■ **WHAT IS ASKED**: Note each line that includes the word "pound". Copy those lines.

■ **RECORDS FOR PROCESSING**:
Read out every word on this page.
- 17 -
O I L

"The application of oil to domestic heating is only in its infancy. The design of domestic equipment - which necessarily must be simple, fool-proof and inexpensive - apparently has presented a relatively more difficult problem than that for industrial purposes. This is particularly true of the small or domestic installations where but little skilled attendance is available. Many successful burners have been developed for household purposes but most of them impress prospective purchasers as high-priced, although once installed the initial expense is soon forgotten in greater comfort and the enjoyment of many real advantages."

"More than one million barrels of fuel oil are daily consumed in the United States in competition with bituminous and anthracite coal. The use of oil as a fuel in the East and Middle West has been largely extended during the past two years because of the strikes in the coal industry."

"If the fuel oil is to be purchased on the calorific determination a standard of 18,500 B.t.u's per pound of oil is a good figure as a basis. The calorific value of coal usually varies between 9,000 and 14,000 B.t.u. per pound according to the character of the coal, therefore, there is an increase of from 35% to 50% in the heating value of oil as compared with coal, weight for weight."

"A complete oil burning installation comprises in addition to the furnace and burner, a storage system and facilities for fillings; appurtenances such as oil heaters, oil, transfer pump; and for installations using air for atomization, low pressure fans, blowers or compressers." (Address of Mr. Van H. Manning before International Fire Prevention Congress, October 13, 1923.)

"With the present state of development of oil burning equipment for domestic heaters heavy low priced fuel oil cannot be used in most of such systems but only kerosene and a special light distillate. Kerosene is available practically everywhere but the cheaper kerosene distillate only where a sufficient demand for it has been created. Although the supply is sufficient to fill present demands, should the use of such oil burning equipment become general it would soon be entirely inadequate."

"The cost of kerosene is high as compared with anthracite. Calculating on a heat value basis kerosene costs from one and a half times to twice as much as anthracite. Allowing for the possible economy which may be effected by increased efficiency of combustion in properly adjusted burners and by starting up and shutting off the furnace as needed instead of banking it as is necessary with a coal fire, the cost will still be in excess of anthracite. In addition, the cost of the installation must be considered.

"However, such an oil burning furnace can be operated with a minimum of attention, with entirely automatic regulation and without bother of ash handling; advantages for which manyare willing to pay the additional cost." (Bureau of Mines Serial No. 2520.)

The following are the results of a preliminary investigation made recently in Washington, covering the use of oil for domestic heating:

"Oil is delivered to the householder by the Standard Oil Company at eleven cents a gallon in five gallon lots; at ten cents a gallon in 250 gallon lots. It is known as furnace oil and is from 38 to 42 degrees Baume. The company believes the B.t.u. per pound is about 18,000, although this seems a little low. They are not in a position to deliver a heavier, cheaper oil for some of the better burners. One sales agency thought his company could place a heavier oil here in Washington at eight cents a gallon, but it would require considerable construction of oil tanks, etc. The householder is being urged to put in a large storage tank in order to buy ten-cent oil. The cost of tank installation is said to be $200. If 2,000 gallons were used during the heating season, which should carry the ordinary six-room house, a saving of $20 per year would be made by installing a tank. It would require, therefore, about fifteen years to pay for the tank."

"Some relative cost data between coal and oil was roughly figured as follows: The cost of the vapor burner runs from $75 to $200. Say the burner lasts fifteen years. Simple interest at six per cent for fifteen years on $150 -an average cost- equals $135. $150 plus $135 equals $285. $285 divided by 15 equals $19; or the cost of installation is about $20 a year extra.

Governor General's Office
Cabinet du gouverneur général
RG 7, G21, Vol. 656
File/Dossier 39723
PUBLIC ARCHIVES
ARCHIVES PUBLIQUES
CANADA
* * *
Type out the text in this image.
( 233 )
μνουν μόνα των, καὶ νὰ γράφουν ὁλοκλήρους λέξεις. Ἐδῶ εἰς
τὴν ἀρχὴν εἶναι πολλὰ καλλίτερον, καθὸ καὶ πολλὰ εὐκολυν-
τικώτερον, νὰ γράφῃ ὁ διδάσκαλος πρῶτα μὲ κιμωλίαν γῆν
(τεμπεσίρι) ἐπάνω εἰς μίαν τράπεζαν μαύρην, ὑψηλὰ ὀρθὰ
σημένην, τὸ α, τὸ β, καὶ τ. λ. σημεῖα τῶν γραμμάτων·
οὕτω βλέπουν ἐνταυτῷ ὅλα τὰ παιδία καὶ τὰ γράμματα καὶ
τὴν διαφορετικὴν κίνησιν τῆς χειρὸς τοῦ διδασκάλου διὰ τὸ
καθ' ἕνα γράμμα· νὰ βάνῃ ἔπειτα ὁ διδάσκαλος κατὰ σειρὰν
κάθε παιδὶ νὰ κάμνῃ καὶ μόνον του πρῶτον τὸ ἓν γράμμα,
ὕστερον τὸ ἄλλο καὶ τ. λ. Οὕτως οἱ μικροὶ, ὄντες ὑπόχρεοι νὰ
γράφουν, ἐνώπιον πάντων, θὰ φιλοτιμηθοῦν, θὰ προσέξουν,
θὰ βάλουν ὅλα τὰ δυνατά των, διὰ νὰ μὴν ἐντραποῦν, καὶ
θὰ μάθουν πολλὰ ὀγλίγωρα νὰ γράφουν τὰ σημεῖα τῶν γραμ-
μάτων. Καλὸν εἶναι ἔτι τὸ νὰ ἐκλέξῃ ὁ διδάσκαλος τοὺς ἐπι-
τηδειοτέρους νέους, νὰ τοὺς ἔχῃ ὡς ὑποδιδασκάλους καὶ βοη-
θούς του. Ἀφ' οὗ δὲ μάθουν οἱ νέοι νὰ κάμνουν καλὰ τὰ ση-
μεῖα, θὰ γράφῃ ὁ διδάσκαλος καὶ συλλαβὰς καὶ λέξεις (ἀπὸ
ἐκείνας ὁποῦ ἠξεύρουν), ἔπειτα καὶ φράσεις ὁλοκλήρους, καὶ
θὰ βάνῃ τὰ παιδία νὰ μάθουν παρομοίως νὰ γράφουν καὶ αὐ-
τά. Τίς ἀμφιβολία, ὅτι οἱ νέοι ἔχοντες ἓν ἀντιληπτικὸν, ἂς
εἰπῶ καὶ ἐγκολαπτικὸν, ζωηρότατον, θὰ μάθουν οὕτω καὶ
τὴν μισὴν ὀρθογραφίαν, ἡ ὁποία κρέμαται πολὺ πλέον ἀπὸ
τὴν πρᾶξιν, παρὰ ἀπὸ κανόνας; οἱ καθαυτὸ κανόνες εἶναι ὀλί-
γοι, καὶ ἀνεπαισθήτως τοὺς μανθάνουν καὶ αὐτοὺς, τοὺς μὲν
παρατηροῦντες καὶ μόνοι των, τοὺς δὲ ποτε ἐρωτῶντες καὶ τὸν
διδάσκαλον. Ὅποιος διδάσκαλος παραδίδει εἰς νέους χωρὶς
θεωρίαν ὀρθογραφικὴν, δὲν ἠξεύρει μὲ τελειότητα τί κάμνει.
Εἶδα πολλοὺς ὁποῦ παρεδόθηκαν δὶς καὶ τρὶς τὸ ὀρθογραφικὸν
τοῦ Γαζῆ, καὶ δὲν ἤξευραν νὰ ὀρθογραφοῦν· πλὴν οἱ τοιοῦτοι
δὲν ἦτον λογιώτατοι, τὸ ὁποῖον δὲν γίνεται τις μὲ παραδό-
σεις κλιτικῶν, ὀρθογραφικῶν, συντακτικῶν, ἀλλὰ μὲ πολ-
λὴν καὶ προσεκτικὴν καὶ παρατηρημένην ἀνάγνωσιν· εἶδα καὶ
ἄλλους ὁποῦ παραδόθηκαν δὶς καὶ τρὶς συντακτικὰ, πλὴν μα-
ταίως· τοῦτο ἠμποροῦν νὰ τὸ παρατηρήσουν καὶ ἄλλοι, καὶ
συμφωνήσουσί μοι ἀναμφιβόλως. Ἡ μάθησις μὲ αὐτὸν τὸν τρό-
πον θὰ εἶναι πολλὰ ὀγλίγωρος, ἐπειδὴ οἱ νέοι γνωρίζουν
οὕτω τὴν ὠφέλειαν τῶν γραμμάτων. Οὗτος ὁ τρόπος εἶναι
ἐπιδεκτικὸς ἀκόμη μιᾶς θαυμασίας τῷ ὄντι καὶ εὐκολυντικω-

■ **FINAL RESULT**:
"If the fuel oil is to be purchased on the calorific determination a standard of 18,500 B.t.u's per pound of oil is a good figure as a basis. The calorific value of coal usually varies between 9,000 and 14,000 B.t.u. per pound according to the character of the coal, therefore, there is an increase of from 35% to 50% in the heating value of oil as compared with coal, weight for weight."
"Oil is delivered to the householder by the Standard Oil Company at eleven cents a gallon in five gallon lots; at ten cents a gallon in 250 gallon lots. It is known as furnace oil and is from 38 to 42 degrees Baume. The company believes the B.t.u. per pound is about 18,000, although this seems a little low. They are not in a position to deliver a heavier, cheaper oil for some of the better burners. One sales agency thought his company could place a heavier oil here in Washington at eight cents a gallon, but it would require considerable construction of oil tanks, etc. The householder is being urged to put in a large storage tank in order to buy ten-cent oil. The cost of tank installation is said to be $200. If 2,000 gallons were used during the heating season, which should carry the ordinary six-room house, a saving of $20 per year would be made by installing a tank. It would require, therefore, about fifteen years to pay for the tank."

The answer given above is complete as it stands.